The exercise ▸ Retype the listing that follows, word for word.

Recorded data
-----

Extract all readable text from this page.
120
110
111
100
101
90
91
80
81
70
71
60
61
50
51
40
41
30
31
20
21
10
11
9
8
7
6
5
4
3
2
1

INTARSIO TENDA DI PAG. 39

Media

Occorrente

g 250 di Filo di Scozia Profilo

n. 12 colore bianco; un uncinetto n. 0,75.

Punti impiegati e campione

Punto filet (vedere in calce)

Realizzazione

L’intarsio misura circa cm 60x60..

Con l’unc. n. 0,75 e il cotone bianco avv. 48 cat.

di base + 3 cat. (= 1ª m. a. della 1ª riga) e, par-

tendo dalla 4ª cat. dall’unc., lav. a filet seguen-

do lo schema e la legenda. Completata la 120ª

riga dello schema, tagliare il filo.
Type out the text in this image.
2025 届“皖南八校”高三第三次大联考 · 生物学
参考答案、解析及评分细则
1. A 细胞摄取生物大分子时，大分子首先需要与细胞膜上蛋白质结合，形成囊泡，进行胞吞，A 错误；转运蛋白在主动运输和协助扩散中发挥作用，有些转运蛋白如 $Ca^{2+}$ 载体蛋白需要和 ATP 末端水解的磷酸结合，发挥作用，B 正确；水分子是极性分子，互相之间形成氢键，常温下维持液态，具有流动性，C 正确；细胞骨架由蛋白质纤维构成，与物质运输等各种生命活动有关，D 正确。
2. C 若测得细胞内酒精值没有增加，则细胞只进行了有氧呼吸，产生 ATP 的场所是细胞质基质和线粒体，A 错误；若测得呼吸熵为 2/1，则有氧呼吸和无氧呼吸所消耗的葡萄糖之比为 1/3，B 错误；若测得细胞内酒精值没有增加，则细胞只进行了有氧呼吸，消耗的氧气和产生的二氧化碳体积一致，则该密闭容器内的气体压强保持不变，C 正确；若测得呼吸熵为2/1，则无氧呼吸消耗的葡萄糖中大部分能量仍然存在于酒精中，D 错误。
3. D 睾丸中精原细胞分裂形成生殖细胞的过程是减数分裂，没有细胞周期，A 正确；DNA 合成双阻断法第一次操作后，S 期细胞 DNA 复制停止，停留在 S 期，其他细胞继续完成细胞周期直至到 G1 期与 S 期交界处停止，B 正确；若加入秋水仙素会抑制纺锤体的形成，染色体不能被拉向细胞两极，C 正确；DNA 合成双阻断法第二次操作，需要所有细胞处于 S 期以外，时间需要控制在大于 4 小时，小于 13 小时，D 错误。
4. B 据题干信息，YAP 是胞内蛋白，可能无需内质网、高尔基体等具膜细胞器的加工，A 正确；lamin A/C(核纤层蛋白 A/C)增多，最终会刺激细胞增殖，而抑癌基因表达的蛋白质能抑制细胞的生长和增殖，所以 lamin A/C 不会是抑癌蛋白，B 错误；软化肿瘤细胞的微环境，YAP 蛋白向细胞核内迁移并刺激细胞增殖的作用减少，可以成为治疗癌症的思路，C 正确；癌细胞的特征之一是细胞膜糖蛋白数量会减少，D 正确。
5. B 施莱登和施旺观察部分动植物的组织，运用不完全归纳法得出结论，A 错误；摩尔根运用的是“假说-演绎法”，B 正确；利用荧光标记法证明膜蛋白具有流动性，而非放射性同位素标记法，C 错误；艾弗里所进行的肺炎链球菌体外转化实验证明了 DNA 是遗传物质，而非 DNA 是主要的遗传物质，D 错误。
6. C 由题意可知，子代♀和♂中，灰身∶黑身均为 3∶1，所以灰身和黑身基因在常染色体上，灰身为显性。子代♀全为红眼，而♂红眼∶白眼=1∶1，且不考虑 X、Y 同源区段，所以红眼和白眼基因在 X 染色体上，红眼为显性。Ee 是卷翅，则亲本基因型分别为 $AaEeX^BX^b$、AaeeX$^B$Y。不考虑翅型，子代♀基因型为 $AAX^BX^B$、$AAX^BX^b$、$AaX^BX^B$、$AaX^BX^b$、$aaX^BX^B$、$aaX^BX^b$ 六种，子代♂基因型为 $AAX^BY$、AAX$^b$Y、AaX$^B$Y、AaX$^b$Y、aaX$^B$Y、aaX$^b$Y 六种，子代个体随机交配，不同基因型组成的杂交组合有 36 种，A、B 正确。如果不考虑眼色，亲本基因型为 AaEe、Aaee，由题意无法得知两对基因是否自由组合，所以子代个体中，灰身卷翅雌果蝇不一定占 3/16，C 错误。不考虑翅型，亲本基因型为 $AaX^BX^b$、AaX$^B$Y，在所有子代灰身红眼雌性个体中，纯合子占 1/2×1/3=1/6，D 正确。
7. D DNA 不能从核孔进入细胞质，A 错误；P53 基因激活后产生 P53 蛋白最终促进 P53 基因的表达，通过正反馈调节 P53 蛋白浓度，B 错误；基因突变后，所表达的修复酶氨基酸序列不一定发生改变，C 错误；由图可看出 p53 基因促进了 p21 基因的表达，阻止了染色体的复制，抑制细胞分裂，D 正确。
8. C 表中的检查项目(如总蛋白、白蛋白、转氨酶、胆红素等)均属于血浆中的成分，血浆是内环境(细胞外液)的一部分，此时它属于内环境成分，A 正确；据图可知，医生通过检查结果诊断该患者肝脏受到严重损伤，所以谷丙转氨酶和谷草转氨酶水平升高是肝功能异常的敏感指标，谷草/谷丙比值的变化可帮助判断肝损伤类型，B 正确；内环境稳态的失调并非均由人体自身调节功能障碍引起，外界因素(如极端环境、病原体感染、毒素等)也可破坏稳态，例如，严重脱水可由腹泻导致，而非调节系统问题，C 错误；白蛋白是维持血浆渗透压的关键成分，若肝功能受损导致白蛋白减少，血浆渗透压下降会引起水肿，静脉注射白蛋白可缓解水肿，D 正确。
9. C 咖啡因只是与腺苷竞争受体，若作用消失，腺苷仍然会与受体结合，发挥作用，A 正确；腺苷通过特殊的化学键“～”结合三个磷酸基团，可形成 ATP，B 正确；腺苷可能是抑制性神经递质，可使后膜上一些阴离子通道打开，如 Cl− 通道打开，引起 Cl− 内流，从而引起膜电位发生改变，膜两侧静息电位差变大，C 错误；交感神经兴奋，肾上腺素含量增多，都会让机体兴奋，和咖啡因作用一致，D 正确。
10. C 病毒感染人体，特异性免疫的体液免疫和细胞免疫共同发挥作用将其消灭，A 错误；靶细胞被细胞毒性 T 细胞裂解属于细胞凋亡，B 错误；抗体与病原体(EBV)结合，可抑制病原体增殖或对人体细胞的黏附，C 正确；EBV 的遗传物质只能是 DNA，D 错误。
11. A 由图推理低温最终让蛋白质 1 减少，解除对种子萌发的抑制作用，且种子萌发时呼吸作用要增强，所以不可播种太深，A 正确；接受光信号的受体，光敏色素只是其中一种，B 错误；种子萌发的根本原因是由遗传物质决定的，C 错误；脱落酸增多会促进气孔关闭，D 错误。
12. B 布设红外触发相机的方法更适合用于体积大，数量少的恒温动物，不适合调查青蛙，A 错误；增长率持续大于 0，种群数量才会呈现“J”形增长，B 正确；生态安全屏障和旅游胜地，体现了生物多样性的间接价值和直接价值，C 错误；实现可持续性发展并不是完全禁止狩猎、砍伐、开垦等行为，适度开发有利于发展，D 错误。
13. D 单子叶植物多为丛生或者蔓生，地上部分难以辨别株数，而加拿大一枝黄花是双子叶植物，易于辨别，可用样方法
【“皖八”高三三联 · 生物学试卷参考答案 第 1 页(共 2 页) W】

-----

Task response ▸
Extract all readable text from this page.
120
110
111
100
101
90
91
80
81
70
71
60
61
50
51
40
41
30
31
20
21
10
11
9
8
7
6
5
4
3
2
1

INTARSIO TENDA DI PAG. 39

Media

Occorrente

g 250 di Filo di Scozia Profilo

n. 12 colore bianco; un uncinetto n. 0,75.

Punti impiegati e campione

Punto filet (vedere in calce)

Realizzazione

L’intarsio misura circa cm 60x60..

Con l’unc. n. 0,75 e il cotone bianco avv. 48 cat.

di base + 3 cat. (= 1ª m. a. della 1ª riga) e, par-

tendo dalla 4ª cat. dall’unc., lav. a filet seguen-

do lo schema e la legenda. Completata la 120ª

riga dello schema, tagliare il filo.
Type out the text in this image.
2025 届“皖南八校”高三第三次大联考 · 生物学
参考答案、解析及评分细则
1. A 细胞摄取生物大分子时，大分子首先需要与细胞膜上蛋白质结合，形成囊泡，进行胞吞，A 错误；转运蛋白在主动运输和协助扩散中发挥作用，有些转运蛋白如 $Ca^{2+}$ 载体蛋白需要和 ATP 末端水解的磷酸结合，发挥作用，B 正确；水分子是极性分子，互相之间形成氢键，常温下维持液态，具有流动性，C 正确；细胞骨架由蛋白质纤维构成，与物质运输等各种生命活动有关，D 正确。
2. C 若测得细胞内酒精值没有增加，则细胞只进行了有氧呼吸，产生 ATP 的场所是细胞质基质和线粒体，A 错误；若测得呼吸熵为 2/1，则有氧呼吸和无氧呼吸所消耗的葡萄糖之比为 1/3，B 错误；若测得细胞内酒精值没有增加，则细胞只进行了有氧呼吸，消耗的氧气和产生的二氧化碳体积一致，则该密闭容器内的气体压强保持不变，C 正确；若测得呼吸熵为2/1，则无氧呼吸消耗的葡萄糖中大部分能量仍然存在于酒精中，D 错误。
3. D 睾丸中精原细胞分裂形成生殖细胞的过程是减数分裂，没有细胞周期，A 正确；DNA 合成双阻断法第一次操作后，S 期细胞 DNA 复制停止，停留在 S 期，其他细胞继续完成细胞周期直至到 G1 期与 S 期交界处停止，B 正确；若加入秋水仙素会抑制纺锤体的形成，染色体不能被拉向细胞两极，C 正确；DNA 合成双阻断法第二次操作，需要所有细胞处于 S 期以外，时间需要控制在大于 4 小时，小于 13 小时，D 错误。
4. B 据题干信息，YAP 是胞内蛋白，可能无需内质网、高尔基体等具膜细胞器的加工，A 正确；lamin A/C(核纤层蛋白 A/C)增多，最终会刺激细胞增殖，而抑癌基因表达的蛋白质能抑制细胞的生长和增殖，所以 lamin A/C 不会是抑癌蛋白，B 错误；软化肿瘤细胞的微环境，YAP 蛋白向细胞核内迁移并刺激细胞增殖的作用减少，可以成为治疗癌症的思路，C 正确；癌细胞的特征之一是细胞膜糖蛋白数量会减少，D 正确。
5. B 施莱登和施旺观察部分动植物的组织，运用不完全归纳法得出结论，A 错误；摩尔根运用的是“假说-演绎法”，B 正确；利用荧光标记法证明膜蛋白具有流动性，而非放射性同位素标记法，C 错误；艾弗里所进行的肺炎链球菌体外转化实验证明了 DNA 是遗传物质，而非 DNA 是主要的遗传物质，D 错误。
6. C 由题意可知，子代♀和♂中，灰身∶黑身均为 3∶1，所以灰身和黑身基因在常染色体上，灰身为显性。子代♀全为红眼，而♂红眼∶白眼=1∶1，且不考虑 X、Y 同源区段，所以红眼和白眼基因在 X 染色体上，红眼为显性。Ee 是卷翅，则亲本基因型分别为 $AaEeX^BX^b$、AaeeX$^B$Y。不考虑翅型，子代♀基因型为 $AAX^BX^B$、$AAX^BX^b$、$AaX^BX^B$、$AaX^BX^b$、$aaX^BX^B$、$aaX^BX^b$ 六种，子代♂基因型为 $AAX^BY$、AAX$^b$Y、AaX$^B$Y、AaX$^b$Y、aaX$^B$Y、aaX$^b$Y 六种，子代个体随机交配，不同基因型组成的杂交组合有 36 种，A、B 正确。如果不考虑眼色，亲本基因型为 AaEe、Aaee，由题意无法得知两对基因是否自由组合，所以子代个体中，灰身卷翅雌果蝇不一定占 3/16，C 错误。不考虑翅型，亲本基因型为 $AaX^BX^b$、AaX$^B$Y，在所有子代灰身红眼雌性个体中，纯合子占 1/2×1/3=1/6，D 正确。
7. D DNA 不能从核孔进入细胞质，A 错误；P53 基因激活后产生 P53 蛋白最终促进 P53 基因的表达，通过正反馈调节 P53 蛋白浓度，B 错误；基因突变后，所表达的修复酶氨基酸序列不一定发生改变，C 错误；由图可看出 p53 基因促进了 p21 基因的表达，阻止了染色体的复制，抑制细胞分裂，D 正确。
8. C 表中的检查项目(如总蛋白、白蛋白、转氨酶、胆红素等)均属于血浆中的成分，血浆是内环境(细胞外液)的一部分，此时它属于内环境成分，A 正确；据图可知，医生通过检查结果诊断该患者肝脏受到严重损伤，所以谷丙转氨酶和谷草转氨酶水平升高是肝功能异常的敏感指标，谷草/谷丙比值的变化可帮助判断肝损伤类型，B 正确；内环境稳态的失调并非均由人体自身调节功能障碍引起，外界因素(如极端环境、病原体感染、毒素等)也可破坏稳态，例如，严重脱水可由腹泻导致，而非调节系统问题，C 错误；白蛋白是维持血浆渗透压的关键成分，若肝功能受损导致白蛋白减少，血浆渗透压下降会引起水肿，静脉注射白蛋白可缓解水肿，D 正确。
9. C 咖啡因只是与腺苷竞争受体，若作用消失，腺苷仍然会与受体结合，发挥作用，A 正确；腺苷通过特殊的化学键“～”结合三个磷酸基团，可形成 ATP，B 正确；腺苷可能是抑制性神经递质，可使后膜上一些阴离子通道打开，如 Cl− 通道打开，引起 Cl− 内流，从而引起膜电位发生改变，膜两侧静息电位差变大，C 错误；交感神经兴奋，肾上腺素含量增多，都会让机体兴奋，和咖啡因作用一致，D 正确。
10. C 病毒感染人体，特异性免疫的体液免疫和细胞免疫共同发挥作用将其消灭，A 错误；靶细胞被细胞毒性 T 细胞裂解属于细胞凋亡，B 错误；抗体与病原体(EBV)结合，可抑制病原体增殖或对人体细胞的黏附，C 正确；EBV 的遗传物质只能是 DNA，D 错误。
11. A 由图推理低温最终让蛋白质 1 减少，解除对种子萌发的抑制作用，且种子萌发时呼吸作用要增强，所以不可播种太深，A 正确；接受光信号的受体，光敏色素只是其中一种，B 错误；种子萌发的根本原因是由遗传物质决定的，C 错误；脱落酸增多会促进气孔关闭，D 错误。
12. B 布设红外触发相机的方法更适合用于体积大，数量少的恒温动物，不适合调查青蛙，A 错误；增长率持续大于 0，种群数量才会呈现“J”形增长，B 正确；生态安全屏障和旅游胜地，体现了生物多样性的间接价值和直接价值，C 错误；实现可持续性发展并不是完全禁止狩猎、砍伐、开垦等行为，适度开发有利于发展，D 错误。
13. D 单子叶植物多为丛生或者蔓生，地上部分难以辨别株数，而加拿大一枝黄花是双子叶植物，易于辨别，可用样方法
【“皖八”高三三联 · 生物学试卷参考答案 第 1 页(共 2 页) W】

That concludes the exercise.